YOUR INSTRUCTIONS –
Select from the data all lines with the word "πρέπει".

EXTRACTED ENTRIES –
....
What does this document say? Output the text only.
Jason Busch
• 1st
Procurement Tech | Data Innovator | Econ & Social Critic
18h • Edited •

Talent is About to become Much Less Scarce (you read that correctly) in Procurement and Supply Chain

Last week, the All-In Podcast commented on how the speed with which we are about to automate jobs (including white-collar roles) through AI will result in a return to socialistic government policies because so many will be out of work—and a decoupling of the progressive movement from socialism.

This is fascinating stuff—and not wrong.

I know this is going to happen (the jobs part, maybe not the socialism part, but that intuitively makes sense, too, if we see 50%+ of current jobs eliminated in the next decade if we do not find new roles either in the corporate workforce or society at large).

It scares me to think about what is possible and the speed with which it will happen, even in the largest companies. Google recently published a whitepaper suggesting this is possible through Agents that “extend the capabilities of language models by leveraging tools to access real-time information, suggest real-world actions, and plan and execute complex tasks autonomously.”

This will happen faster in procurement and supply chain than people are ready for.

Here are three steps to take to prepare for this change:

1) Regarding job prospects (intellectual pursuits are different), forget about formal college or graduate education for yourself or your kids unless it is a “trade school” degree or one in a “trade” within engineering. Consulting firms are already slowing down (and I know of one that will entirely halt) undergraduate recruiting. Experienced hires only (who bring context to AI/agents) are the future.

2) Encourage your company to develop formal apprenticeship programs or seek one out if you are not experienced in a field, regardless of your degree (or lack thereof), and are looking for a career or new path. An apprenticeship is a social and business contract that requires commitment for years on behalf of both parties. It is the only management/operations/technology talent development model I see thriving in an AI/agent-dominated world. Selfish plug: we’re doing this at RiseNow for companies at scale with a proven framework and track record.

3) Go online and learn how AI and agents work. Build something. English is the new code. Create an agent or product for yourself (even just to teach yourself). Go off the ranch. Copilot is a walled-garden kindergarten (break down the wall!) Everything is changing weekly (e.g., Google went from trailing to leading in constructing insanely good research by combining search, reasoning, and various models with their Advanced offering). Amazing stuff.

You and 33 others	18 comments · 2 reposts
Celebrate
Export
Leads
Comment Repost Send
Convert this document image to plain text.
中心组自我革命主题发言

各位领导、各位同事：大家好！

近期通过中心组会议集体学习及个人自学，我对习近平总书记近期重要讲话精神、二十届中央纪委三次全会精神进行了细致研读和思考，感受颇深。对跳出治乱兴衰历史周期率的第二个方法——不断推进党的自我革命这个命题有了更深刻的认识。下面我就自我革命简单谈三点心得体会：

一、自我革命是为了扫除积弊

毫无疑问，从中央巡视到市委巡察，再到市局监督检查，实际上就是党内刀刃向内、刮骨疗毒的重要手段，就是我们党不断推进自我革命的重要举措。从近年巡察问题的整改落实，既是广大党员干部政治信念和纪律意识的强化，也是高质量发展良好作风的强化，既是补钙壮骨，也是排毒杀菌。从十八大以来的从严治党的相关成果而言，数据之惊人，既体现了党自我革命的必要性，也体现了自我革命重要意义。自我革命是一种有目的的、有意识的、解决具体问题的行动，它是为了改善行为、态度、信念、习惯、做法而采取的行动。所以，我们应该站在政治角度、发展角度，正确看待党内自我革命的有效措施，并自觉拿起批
....
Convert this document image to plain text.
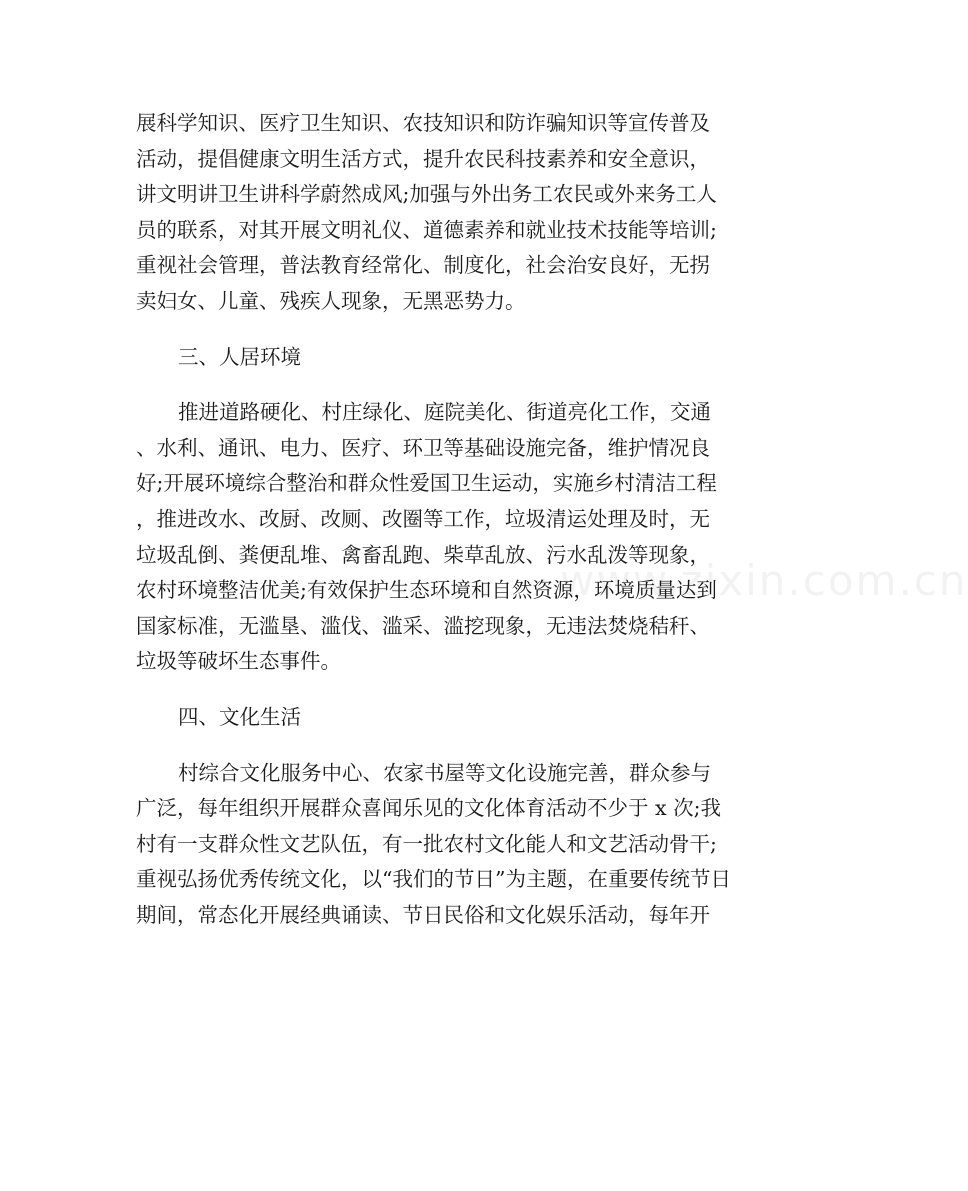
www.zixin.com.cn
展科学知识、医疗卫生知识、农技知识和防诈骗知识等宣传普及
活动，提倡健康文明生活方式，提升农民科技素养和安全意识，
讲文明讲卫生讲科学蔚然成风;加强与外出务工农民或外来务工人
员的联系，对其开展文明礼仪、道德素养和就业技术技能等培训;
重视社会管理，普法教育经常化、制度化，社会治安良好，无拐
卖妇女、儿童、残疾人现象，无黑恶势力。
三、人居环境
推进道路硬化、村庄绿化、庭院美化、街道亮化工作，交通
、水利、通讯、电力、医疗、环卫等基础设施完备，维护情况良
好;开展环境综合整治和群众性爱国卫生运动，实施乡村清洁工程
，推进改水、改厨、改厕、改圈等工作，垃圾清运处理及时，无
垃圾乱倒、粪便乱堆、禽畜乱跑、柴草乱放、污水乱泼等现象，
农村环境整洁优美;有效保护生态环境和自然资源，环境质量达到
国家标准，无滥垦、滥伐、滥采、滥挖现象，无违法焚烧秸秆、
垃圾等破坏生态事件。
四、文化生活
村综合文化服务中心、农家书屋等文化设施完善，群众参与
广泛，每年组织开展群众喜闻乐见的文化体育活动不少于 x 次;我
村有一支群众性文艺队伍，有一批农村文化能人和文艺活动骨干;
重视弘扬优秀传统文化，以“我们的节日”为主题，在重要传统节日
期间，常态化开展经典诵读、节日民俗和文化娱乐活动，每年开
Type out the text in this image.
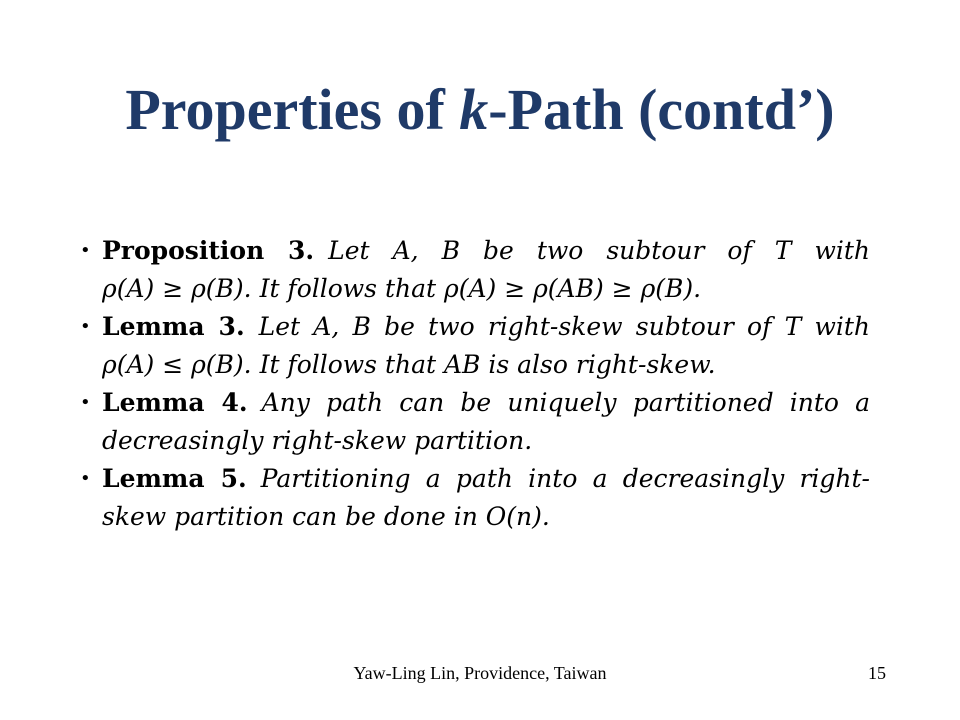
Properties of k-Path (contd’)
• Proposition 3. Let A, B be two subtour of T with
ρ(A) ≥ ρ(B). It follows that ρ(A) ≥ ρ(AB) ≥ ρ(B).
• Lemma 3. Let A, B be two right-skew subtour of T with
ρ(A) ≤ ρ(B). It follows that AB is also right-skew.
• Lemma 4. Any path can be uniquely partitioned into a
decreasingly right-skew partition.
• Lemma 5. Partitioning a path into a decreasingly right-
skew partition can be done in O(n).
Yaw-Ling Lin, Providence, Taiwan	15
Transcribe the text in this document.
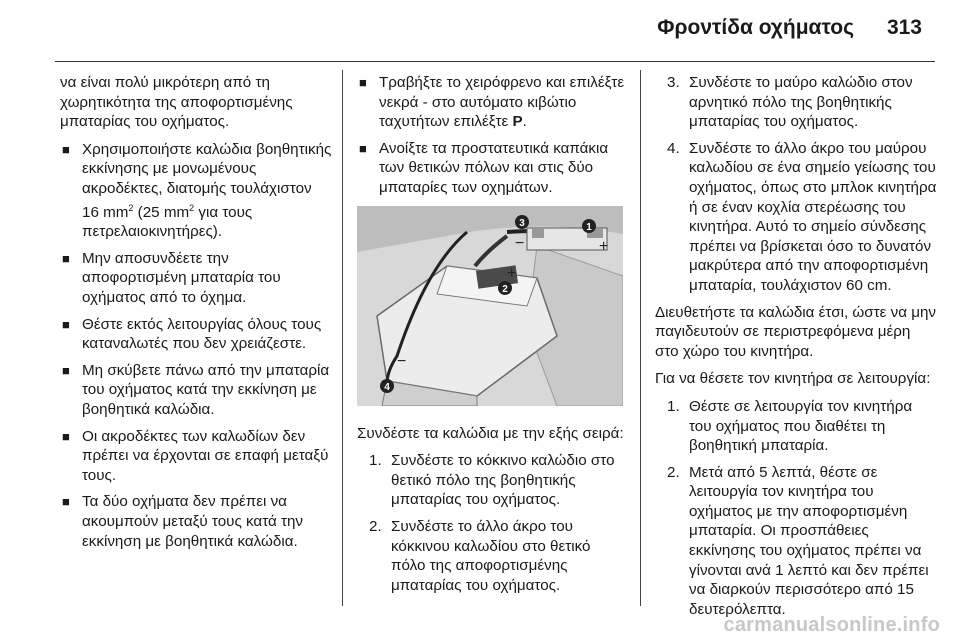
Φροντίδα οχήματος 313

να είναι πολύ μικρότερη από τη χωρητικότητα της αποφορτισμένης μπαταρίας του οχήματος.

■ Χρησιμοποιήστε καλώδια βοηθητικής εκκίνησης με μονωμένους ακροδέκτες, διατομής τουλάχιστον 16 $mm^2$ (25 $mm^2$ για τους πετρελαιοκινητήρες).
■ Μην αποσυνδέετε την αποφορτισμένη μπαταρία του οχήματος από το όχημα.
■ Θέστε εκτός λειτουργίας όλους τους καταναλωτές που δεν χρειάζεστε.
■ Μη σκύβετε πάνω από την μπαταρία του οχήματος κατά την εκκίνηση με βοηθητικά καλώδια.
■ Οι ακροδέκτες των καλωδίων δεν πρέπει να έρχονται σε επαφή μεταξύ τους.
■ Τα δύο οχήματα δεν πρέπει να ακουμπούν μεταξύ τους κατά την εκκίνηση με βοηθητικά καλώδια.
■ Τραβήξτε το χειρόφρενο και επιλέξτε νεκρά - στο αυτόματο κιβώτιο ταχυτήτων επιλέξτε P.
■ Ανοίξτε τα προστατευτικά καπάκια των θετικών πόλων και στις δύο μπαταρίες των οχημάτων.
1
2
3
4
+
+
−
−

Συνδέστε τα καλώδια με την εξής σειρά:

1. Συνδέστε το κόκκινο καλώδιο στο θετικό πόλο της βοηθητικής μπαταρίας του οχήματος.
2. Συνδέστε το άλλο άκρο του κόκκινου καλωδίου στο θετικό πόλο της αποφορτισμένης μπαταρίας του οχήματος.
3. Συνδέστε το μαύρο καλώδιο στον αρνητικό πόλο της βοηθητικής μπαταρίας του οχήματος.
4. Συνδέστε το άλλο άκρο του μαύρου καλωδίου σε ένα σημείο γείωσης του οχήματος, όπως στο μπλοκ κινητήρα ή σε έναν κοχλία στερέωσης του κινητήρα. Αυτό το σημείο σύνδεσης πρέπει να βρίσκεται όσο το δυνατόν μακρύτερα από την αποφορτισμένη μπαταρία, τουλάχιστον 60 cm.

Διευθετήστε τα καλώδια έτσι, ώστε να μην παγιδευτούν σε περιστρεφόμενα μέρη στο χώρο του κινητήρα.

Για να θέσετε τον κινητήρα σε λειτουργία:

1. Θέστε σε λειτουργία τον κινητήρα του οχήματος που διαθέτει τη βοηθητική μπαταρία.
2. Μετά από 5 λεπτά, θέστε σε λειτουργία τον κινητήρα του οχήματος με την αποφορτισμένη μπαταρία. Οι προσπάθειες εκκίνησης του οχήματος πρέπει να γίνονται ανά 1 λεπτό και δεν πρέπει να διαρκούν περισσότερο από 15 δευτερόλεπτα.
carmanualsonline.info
....
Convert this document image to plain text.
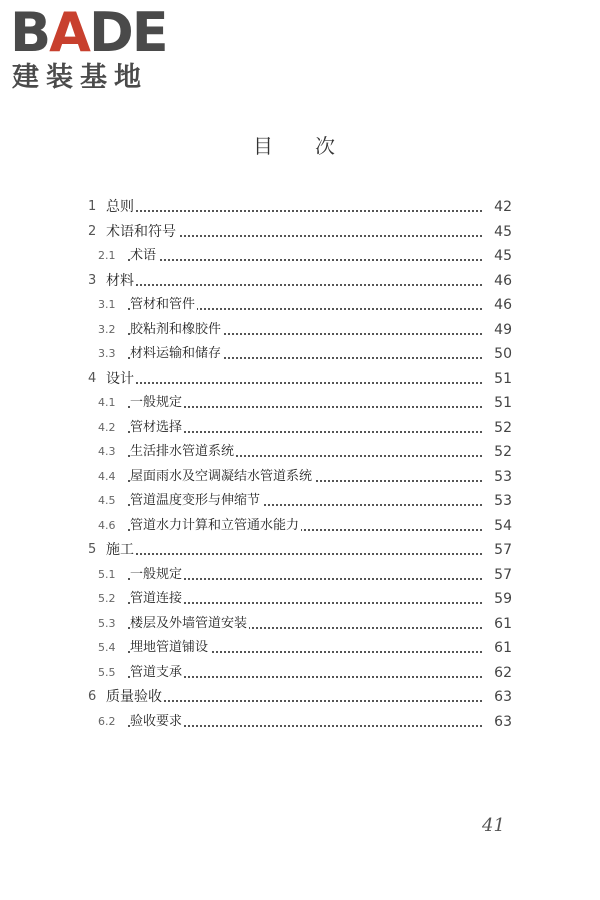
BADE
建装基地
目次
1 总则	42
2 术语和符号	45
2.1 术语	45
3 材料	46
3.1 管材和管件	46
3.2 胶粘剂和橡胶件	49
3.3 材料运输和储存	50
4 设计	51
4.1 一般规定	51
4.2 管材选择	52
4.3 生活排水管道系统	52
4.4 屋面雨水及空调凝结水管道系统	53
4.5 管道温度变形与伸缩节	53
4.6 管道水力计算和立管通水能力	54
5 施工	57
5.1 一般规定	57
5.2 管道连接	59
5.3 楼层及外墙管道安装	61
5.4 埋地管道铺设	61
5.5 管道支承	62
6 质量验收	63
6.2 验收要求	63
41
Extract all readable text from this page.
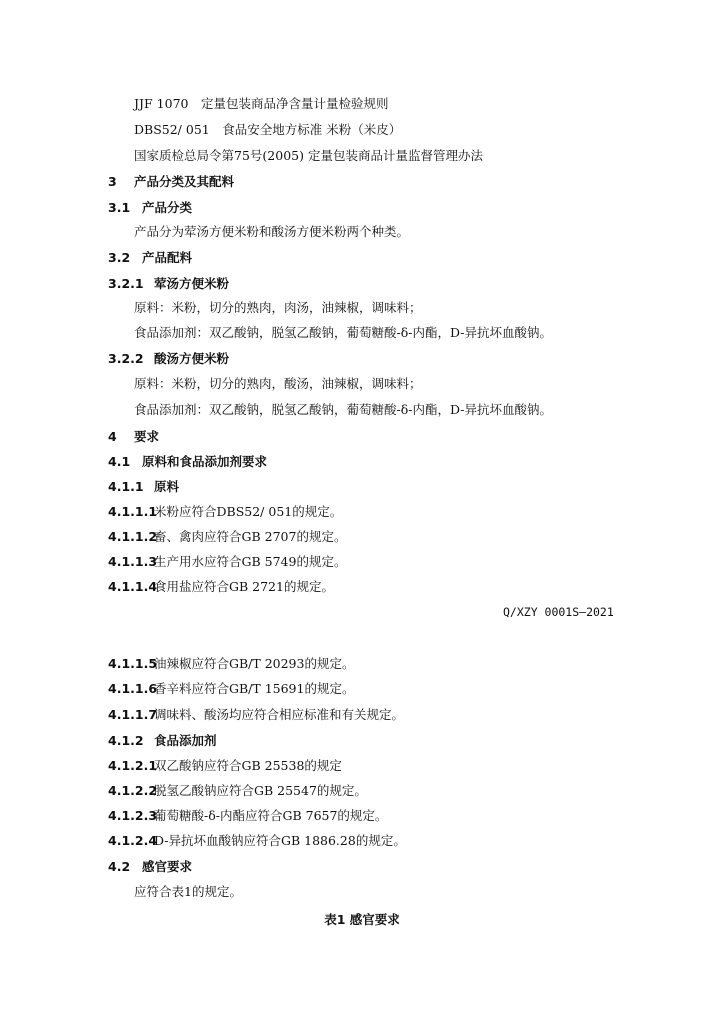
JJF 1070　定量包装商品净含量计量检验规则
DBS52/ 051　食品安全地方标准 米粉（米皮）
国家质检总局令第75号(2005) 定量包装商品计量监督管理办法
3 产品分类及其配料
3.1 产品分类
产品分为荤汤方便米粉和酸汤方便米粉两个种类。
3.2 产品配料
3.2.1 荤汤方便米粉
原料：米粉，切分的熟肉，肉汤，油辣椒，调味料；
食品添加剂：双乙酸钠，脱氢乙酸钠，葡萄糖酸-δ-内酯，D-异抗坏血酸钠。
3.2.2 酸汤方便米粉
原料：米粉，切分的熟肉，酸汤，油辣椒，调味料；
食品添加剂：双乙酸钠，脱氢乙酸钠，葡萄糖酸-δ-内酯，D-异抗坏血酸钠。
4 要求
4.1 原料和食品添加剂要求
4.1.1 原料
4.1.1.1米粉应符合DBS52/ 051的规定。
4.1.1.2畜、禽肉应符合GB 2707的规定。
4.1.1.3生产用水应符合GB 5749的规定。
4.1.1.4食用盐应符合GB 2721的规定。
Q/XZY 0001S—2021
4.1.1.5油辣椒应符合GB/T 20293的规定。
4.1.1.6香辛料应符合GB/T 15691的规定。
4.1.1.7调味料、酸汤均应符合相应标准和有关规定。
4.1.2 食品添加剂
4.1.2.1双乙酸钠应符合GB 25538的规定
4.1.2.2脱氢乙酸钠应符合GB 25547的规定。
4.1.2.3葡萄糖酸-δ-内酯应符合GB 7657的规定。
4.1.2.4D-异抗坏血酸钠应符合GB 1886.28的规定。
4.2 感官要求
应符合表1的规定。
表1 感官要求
....
REPLY –
■ Οι ακροδέκτες των καλωδίων δεν πρέπει να έρχονται σε επαφή μεταξύ τους.
■ Τα δύο οχήματα δεν πρέπει να ακουμπούν μεταξύ τους κατά την εκκίνηση με βοηθητικά καλώδια.
4. Συνδέστε το άλλο άκρο του μαύρου καλωδίου σε ένα σημείο γείωσης του οχήματος, όπως στο μπλοκ κινητήρα ή σε έναν κοχλία στερέωσης του κινητήρα. Αυτό το σημείο σύνδεσης πρέπει να βρίσκεται όσο το δυνατόν μακρύτερα από την αποφορτισμένη μπαταρία, τουλάχιστον 60 cm.
2. Μετά από 5 λεπτά, θέστε σε λειτουργία τον κινητήρα του οχήματος με την αποφορτισμένη μπαταρία. Οι προσπάθειες εκκίνησης του οχήματος πρέπει να γίνονται ανά 1 λεπτό και δεν πρέπει να διαρκούν περισσότερο από 15 δευτερόλεπτα.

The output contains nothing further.